— start Available data —
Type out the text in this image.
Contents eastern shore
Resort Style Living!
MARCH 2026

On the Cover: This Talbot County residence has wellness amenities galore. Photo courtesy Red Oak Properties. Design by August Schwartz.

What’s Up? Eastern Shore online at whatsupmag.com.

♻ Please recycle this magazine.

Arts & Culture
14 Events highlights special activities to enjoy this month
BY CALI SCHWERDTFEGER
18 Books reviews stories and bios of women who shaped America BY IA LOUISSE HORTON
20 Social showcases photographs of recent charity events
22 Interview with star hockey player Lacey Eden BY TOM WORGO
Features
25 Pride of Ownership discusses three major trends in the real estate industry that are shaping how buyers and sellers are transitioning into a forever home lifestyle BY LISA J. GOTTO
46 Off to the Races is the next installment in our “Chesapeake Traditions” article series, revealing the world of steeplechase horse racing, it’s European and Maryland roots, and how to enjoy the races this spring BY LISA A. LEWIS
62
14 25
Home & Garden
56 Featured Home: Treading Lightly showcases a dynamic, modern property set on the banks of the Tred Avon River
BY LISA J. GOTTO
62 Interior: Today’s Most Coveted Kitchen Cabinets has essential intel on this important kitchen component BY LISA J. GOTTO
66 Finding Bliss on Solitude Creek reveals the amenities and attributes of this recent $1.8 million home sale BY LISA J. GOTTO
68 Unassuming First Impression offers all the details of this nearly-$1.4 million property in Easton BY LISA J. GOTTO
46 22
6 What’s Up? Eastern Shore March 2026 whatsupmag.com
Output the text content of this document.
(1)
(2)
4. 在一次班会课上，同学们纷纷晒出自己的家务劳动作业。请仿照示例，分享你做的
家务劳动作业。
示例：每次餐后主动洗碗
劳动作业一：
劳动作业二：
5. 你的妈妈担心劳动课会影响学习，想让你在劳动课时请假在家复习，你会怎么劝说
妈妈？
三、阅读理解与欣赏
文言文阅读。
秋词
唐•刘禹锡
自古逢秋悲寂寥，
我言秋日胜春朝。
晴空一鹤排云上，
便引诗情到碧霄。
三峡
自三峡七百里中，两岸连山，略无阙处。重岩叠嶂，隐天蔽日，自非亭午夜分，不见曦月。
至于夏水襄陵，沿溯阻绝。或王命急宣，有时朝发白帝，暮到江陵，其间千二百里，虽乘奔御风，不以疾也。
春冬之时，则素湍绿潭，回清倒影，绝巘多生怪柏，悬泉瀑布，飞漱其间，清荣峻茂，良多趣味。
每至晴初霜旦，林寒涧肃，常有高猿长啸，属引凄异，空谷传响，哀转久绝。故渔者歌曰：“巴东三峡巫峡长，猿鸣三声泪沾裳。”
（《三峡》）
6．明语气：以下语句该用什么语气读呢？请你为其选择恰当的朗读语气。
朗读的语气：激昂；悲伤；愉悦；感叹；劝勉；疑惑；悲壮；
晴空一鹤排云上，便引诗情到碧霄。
— end Available data —
Objective >> Find all lines with "recent" in them and copy each one.

Problem solution >>
20 Social showcases photographs of recent charity events
66 Finding Bliss on Solitude Creek reveals the amenities and attributes of this recent $1.8 million home sale BY LISA J. GOTTO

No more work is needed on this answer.